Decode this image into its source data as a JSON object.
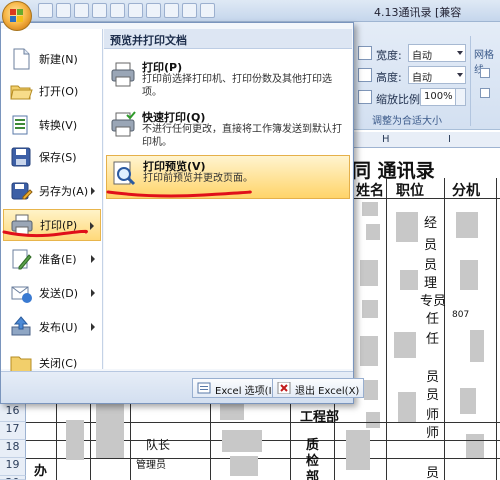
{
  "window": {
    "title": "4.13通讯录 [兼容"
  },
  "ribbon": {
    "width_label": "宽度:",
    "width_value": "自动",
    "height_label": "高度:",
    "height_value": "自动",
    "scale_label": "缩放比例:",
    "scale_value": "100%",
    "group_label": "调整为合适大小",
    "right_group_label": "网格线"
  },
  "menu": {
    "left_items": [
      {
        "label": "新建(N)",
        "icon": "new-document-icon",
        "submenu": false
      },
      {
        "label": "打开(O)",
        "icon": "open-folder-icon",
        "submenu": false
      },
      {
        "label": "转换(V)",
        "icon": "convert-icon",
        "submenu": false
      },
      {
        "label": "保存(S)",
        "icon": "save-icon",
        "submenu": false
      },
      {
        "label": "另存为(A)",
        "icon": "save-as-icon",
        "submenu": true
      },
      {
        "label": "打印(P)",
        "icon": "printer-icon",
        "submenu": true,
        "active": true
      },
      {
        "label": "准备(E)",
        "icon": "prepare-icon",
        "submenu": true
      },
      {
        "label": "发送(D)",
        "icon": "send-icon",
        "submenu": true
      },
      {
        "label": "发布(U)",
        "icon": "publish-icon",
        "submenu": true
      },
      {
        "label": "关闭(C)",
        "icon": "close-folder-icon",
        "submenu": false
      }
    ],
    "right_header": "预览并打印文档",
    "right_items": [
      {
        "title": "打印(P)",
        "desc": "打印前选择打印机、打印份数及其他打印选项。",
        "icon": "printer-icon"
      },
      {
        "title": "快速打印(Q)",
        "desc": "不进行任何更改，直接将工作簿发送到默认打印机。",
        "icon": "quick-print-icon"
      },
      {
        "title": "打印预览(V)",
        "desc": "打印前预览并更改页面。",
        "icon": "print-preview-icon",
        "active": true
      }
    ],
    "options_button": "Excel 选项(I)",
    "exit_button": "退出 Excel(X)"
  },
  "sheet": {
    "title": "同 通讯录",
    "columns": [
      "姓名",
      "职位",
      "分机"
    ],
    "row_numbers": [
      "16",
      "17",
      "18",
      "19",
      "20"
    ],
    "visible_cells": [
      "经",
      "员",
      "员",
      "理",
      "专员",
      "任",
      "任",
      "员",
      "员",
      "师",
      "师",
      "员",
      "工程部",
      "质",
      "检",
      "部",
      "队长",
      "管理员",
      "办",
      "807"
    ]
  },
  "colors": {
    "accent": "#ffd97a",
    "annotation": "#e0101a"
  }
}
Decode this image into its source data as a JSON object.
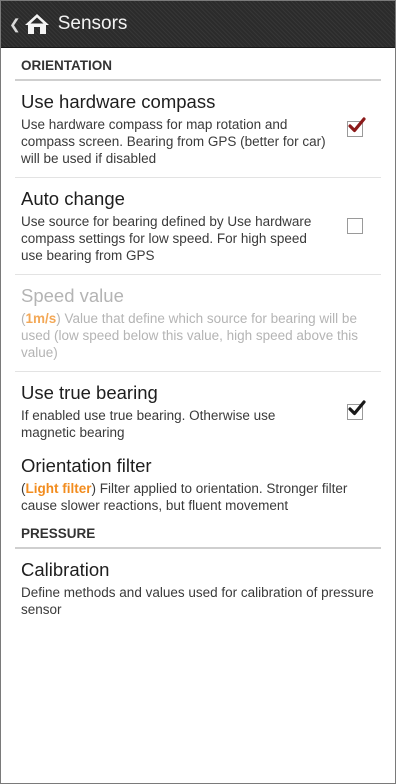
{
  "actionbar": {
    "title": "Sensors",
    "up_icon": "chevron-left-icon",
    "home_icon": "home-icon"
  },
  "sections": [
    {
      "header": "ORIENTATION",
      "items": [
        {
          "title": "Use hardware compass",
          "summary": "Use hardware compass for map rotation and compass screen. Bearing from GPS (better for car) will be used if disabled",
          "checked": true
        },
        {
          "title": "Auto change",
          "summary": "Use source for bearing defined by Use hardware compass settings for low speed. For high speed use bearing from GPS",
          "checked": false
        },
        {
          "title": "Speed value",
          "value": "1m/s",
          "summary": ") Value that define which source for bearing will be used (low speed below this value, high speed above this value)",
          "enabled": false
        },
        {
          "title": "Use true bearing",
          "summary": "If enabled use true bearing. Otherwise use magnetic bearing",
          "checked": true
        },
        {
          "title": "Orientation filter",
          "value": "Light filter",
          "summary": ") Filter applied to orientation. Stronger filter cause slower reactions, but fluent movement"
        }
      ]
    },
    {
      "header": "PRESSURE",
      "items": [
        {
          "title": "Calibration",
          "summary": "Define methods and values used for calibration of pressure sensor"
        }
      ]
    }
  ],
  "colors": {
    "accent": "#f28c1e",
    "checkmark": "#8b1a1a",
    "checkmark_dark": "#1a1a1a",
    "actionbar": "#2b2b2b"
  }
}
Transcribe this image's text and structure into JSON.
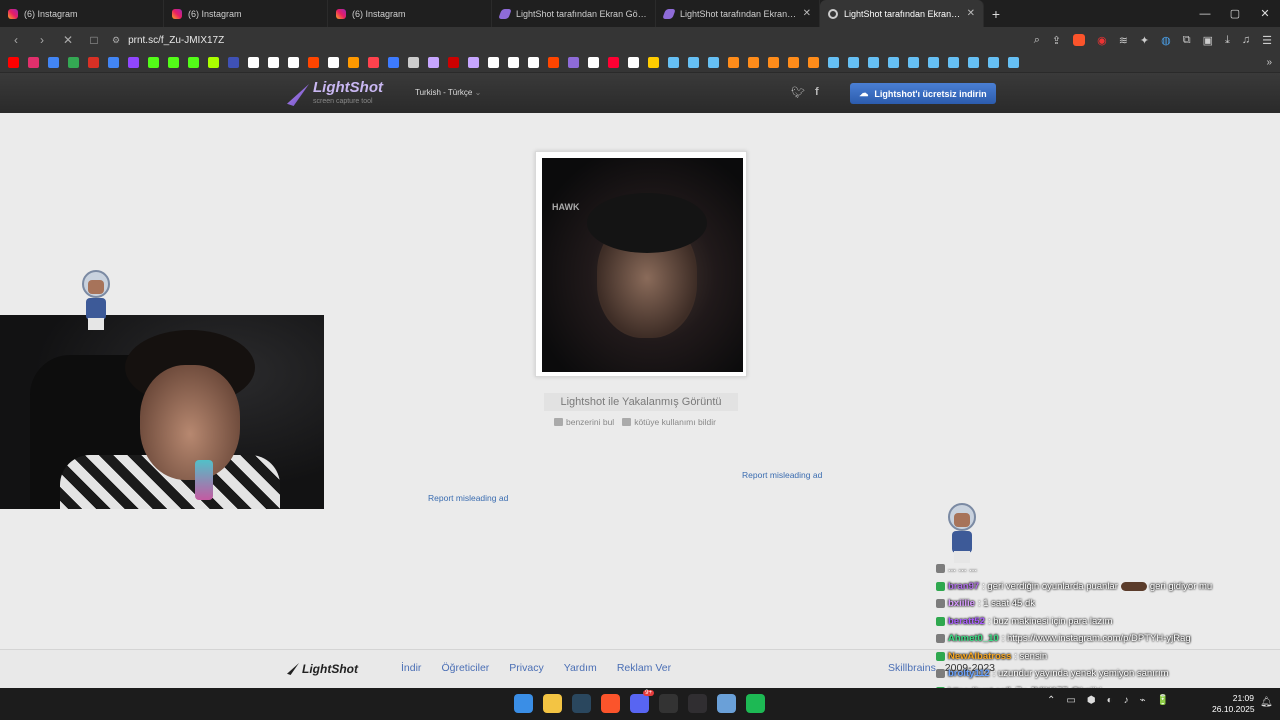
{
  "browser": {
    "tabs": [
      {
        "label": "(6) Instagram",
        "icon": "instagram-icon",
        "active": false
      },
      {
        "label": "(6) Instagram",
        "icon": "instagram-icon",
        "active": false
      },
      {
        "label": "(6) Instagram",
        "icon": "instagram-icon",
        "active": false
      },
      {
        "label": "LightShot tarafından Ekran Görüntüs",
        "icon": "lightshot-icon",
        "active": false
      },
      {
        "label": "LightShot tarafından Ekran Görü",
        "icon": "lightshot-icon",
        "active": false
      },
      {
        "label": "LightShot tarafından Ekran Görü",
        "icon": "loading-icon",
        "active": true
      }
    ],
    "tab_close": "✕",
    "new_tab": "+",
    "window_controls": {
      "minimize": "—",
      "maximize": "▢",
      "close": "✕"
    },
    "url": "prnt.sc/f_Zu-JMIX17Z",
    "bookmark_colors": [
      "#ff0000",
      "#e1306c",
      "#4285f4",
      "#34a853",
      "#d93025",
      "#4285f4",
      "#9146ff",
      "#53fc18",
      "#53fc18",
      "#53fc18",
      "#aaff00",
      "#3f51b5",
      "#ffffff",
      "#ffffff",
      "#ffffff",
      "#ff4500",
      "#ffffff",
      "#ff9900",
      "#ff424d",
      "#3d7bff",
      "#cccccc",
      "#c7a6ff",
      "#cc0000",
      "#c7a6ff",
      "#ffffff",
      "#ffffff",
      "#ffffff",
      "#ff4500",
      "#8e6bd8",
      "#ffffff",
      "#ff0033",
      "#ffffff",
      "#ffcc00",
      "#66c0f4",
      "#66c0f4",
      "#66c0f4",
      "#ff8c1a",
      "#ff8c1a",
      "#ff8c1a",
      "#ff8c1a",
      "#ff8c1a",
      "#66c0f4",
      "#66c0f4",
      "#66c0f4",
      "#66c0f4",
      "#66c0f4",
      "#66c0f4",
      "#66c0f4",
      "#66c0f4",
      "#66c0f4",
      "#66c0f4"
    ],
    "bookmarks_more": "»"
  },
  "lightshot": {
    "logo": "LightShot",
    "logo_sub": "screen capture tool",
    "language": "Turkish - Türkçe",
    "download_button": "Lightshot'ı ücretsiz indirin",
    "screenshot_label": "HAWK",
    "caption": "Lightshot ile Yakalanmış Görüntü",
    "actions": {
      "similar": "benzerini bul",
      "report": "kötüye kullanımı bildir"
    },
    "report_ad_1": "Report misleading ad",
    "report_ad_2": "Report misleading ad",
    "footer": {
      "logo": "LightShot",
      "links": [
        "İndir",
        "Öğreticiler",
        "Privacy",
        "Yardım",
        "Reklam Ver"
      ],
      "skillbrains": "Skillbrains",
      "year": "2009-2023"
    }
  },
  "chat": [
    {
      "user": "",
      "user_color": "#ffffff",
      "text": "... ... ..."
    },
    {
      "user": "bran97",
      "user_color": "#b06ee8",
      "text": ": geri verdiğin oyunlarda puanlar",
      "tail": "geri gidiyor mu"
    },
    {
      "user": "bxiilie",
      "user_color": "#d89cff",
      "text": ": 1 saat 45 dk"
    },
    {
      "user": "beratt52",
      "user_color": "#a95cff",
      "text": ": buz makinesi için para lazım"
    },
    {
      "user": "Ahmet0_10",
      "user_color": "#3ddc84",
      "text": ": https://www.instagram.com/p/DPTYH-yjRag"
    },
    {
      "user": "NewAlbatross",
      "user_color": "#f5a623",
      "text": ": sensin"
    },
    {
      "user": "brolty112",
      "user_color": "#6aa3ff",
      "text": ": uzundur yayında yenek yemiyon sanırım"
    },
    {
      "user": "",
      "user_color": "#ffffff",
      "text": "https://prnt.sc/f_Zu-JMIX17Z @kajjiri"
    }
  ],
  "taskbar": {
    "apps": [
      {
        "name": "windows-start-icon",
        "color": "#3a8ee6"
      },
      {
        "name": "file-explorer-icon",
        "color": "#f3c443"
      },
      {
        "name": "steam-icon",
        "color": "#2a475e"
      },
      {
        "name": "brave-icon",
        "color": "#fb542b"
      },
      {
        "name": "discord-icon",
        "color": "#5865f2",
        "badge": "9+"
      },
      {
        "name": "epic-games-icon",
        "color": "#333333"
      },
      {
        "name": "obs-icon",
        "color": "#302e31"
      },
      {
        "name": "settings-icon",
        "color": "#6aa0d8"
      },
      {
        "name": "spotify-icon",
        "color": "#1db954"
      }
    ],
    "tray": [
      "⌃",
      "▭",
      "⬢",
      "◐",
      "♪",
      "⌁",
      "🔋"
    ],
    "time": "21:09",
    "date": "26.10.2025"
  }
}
------------------------------------------------
#### INSTRUCTIONS FOR THE TASK:
In the material above, find each line that contains the word "enabled", and select it.

#### ANSWER TO THIS EXERCISE:
          "enabled": false
          "summary": "If enabled use true bearing. Otherwise use magnetic bearing",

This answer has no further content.